_Stored data entries:_
((

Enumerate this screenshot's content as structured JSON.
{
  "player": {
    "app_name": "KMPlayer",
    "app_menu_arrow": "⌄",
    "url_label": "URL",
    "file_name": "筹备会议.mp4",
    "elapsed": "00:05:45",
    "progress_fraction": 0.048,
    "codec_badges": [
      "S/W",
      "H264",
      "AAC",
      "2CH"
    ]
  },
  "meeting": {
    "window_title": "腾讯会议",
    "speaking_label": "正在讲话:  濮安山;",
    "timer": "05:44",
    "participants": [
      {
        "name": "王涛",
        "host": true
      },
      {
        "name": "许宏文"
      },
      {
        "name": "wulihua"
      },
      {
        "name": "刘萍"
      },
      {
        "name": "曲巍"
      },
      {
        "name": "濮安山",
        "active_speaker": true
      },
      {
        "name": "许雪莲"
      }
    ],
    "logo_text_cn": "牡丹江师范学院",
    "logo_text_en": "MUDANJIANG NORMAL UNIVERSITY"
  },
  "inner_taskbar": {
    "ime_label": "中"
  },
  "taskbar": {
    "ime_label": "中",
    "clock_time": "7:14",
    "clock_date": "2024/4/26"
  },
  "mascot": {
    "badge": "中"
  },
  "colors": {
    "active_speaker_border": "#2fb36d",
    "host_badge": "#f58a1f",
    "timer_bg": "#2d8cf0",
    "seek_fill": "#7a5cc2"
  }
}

))

_Exercise description:_
Every entry should be output exactly as written, please.

_Worked answer:_
Enumerate this screenshot's content as structured JSON.
{
  "player": {
    "app_name": "KMPlayer",
    "app_menu_arrow": "⌄",
    "url_label": "URL",
    "file_name": "筹备会议.mp4",
    "elapsed": "00:05:45",
    "progress_fraction": 0.048,
    "codec_badges": [
      "S/W",
      "H264",
      "AAC",
      "2CH"
    ]
  },
  "meeting": {
    "window_title": "腾讯会议",
    "speaking_label": "正在讲话:  濮安山;",
    "timer": "05:44",
    "participants": [
      {
        "name": "王涛",
        "host": true
      },
      {
        "name": "许宏文"
      },
      {
        "name": "wulihua"
      },
      {
        "name": "刘萍"
      },
      {
        "name": "曲巍"
      },
      {
        "name": "濮安山",
        "active_speaker": true
      },
      {
        "name": "许雪莲"
      }
    ],
    "logo_text_cn": "牡丹江师范学院",
    "logo_text_en": "MUDANJIANG NORMAL UNIVERSITY"
  },
  "inner_taskbar": {
    "ime_label": "中"
  },
  "taskbar": {
    "ime_label": "中",
    "clock_time": "7:14",
    "clock_date": "2024/4/26"
  },
  "mascot": {
    "badge": "中"
  },
  "colors": {
    "active_speaker_border": "#2fb36d",
    "host_badge": "#f58a1f",
    "timer_bg": "#2d8cf0",
    "seek_fill": "#7a5cc2"
  }
}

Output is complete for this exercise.